:: Instruction ::
Identify the lines holding "JSON" and copy them.

[Dataset excerpt]
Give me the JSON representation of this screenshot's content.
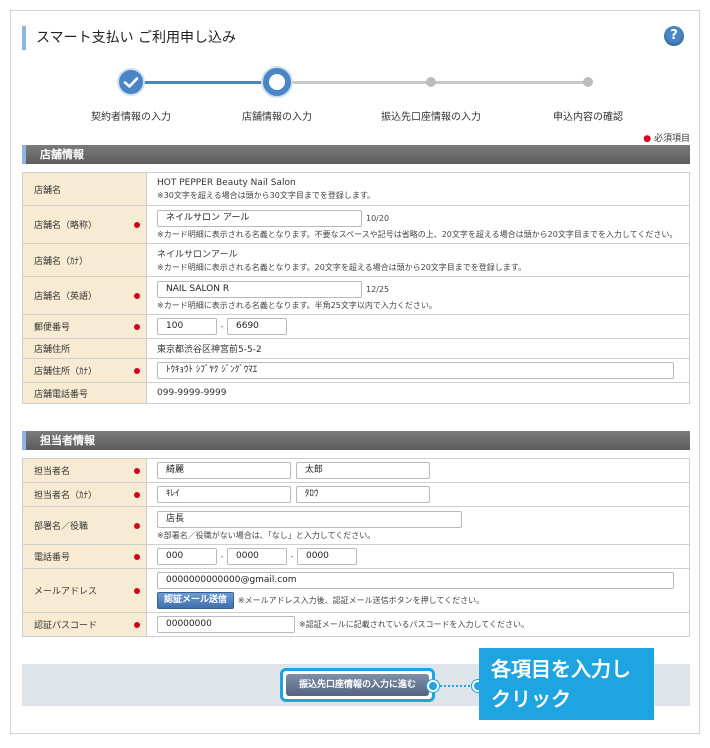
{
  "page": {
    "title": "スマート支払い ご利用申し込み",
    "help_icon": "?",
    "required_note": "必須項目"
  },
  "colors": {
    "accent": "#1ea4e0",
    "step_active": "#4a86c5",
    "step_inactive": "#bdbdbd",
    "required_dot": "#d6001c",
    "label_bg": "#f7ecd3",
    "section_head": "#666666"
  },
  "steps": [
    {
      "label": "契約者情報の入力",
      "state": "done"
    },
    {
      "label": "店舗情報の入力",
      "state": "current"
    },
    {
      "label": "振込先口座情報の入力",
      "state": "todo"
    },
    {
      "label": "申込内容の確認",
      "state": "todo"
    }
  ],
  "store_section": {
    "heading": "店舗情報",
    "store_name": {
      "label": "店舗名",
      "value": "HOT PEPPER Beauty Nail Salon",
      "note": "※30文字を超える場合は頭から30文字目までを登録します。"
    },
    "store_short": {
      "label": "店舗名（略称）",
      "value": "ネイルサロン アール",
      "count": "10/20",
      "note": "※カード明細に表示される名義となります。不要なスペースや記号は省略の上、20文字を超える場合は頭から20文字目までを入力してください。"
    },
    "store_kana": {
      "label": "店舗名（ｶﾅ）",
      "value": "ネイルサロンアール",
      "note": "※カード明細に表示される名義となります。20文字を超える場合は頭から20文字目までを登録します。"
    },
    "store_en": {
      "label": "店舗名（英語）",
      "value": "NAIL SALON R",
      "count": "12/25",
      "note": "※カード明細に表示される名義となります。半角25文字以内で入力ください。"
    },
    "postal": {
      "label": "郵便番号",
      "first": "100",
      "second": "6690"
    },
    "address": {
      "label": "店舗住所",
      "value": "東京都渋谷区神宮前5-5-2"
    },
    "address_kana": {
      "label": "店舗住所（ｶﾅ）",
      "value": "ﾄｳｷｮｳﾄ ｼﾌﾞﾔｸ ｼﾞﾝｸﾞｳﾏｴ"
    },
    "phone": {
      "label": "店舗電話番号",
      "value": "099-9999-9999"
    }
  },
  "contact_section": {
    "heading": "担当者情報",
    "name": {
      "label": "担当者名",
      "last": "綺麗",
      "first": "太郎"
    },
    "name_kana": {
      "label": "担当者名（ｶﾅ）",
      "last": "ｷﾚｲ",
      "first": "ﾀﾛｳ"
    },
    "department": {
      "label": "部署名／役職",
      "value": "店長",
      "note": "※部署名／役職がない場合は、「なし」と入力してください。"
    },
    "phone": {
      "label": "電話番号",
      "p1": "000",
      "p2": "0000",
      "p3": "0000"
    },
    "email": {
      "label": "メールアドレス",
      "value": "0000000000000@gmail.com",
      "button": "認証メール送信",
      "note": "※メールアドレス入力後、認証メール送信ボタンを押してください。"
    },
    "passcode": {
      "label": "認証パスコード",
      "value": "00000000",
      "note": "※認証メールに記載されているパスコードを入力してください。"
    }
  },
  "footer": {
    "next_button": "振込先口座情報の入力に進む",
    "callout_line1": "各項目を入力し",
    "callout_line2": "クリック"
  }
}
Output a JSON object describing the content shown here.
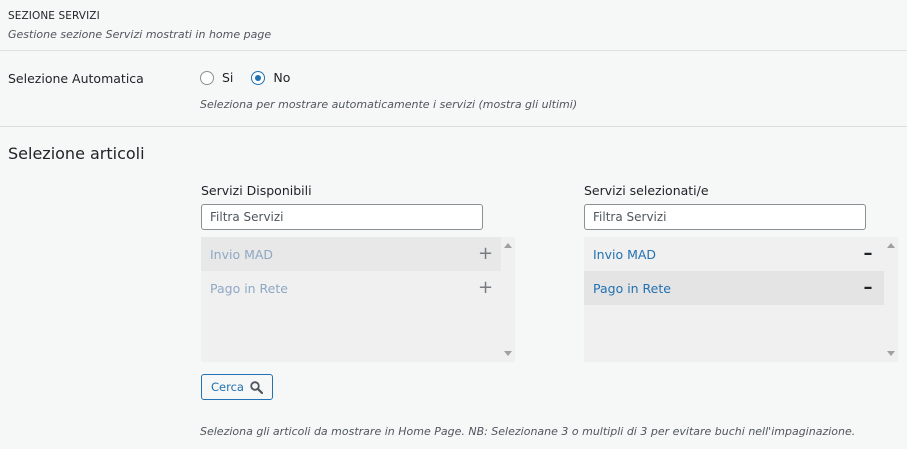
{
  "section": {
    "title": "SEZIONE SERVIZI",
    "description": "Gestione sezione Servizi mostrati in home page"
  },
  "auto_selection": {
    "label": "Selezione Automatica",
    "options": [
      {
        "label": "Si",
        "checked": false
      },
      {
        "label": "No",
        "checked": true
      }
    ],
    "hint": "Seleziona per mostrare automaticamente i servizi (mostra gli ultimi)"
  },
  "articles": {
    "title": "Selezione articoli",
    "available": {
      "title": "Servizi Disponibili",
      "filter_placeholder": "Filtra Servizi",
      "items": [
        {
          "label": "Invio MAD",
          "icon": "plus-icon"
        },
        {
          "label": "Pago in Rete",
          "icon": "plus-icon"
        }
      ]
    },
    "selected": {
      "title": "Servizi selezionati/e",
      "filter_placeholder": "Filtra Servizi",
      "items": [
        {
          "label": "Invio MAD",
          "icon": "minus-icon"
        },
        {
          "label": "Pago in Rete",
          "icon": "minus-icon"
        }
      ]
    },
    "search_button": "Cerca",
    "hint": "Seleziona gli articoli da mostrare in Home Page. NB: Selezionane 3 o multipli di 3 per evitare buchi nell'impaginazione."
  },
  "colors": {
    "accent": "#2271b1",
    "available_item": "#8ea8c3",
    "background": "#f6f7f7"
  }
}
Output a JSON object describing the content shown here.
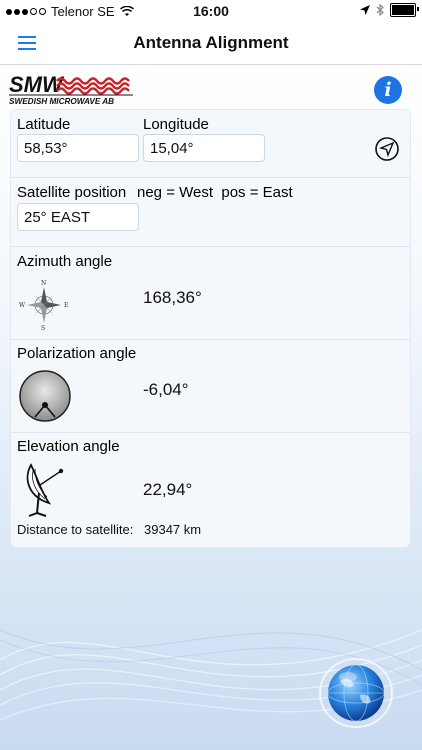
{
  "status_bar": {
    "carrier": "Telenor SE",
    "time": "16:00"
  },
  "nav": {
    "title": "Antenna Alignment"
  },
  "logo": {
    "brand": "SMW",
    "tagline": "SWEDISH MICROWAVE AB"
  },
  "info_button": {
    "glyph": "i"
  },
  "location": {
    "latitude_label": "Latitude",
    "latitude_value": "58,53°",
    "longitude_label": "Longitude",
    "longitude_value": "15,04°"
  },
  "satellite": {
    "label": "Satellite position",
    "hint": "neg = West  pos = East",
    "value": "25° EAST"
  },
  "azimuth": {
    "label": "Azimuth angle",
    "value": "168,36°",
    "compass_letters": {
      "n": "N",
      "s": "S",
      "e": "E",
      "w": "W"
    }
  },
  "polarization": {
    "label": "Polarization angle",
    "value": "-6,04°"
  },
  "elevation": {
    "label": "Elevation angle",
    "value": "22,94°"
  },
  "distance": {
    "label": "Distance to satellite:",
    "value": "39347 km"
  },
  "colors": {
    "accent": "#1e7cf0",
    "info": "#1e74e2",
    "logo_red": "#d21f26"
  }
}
---
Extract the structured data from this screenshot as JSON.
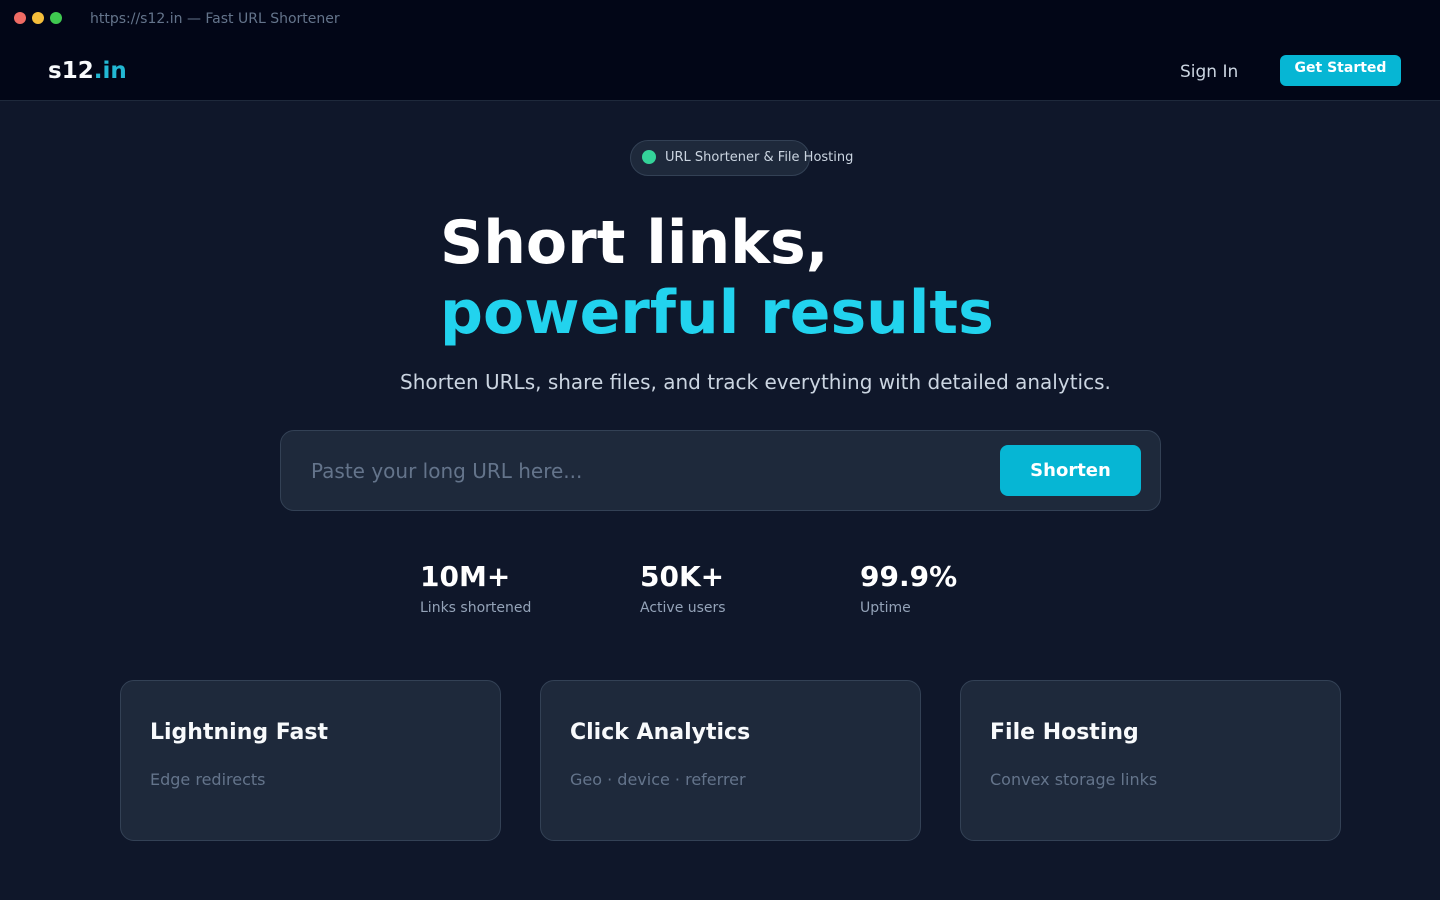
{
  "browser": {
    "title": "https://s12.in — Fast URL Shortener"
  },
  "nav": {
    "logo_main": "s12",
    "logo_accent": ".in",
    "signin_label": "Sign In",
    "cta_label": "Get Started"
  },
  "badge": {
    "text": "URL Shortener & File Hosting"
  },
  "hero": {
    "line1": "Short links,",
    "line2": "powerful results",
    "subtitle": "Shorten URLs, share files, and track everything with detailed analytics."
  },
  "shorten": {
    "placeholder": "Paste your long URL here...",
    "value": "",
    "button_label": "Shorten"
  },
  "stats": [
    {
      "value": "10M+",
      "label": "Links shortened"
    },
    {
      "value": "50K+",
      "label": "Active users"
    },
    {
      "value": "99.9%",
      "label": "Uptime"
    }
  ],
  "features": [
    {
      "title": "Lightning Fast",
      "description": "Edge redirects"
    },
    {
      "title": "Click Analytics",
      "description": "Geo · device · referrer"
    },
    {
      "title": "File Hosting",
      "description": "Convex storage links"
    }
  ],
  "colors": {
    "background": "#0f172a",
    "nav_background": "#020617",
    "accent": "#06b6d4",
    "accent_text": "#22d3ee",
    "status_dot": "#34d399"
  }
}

:: Full response ::
Give me the JSON representation of this screenshot's content.
Output a JSON object describing the content shown here.
Output a JSON object describing the content shown here.
Extract the structured data from this screenshot as JSON.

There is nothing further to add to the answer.